PROBLEM TO SOLVE: Select the lines that hold the word "Дивиденды" and copy each one.

GIVEN INFORMATION:
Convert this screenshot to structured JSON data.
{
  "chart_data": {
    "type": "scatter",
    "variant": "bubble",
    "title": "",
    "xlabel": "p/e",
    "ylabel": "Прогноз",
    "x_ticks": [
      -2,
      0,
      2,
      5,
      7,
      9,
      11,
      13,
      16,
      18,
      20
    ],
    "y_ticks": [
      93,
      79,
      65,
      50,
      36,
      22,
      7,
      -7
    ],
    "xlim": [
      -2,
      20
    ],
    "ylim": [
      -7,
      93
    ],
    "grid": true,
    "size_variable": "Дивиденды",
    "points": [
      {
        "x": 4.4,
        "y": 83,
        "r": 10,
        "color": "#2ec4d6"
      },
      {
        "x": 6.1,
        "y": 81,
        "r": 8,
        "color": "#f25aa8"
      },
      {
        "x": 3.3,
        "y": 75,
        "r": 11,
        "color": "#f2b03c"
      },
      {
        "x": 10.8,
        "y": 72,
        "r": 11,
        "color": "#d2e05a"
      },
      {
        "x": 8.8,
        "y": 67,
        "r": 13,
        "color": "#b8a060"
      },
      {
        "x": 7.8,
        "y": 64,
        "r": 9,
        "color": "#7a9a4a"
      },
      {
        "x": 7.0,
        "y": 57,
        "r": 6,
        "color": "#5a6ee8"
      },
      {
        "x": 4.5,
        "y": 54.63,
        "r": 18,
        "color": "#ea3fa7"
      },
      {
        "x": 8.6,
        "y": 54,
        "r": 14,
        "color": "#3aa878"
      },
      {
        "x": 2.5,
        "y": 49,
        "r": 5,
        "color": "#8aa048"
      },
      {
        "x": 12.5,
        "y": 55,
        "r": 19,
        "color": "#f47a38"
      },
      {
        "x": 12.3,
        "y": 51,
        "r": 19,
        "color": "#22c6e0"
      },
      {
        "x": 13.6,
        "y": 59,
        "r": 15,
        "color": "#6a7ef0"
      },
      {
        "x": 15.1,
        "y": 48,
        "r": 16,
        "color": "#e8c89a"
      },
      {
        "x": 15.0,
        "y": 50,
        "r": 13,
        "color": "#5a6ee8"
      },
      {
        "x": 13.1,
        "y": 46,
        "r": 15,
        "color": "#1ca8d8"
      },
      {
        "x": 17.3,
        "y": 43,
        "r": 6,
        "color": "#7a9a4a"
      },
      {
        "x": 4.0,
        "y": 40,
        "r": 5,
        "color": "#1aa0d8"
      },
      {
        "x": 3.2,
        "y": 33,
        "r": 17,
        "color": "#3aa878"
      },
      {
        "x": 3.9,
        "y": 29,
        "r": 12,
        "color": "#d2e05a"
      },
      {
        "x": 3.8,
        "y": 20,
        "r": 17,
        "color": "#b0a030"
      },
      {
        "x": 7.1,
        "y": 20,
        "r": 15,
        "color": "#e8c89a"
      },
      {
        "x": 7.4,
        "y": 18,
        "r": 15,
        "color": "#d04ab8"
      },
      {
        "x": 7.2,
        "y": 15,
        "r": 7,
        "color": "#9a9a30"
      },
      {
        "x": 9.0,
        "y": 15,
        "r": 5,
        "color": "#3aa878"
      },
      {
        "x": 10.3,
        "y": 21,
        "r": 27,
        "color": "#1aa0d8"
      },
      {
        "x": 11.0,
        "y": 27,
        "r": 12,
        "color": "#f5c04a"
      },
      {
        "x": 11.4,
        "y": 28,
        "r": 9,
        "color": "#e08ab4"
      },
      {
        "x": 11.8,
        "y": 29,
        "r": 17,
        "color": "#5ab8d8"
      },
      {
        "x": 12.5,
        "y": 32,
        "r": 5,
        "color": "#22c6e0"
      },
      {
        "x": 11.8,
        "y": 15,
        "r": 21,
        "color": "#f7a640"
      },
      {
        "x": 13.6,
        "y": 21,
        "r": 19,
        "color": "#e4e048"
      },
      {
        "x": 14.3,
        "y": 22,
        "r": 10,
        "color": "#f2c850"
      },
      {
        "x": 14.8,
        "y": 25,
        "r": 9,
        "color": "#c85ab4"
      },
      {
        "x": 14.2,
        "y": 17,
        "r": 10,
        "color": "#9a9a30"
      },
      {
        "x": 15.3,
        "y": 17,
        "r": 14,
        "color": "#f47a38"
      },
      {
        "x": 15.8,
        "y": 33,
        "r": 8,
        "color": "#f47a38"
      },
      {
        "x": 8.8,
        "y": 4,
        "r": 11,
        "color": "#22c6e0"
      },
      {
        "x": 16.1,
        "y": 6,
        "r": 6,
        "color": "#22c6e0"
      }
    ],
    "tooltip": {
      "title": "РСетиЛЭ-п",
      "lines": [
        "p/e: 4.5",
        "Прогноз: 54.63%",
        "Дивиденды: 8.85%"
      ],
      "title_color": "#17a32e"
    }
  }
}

EXPECTED ANSWER:
    "size_variable": "Дивиденды",
        "Дивиденды: 8.85%"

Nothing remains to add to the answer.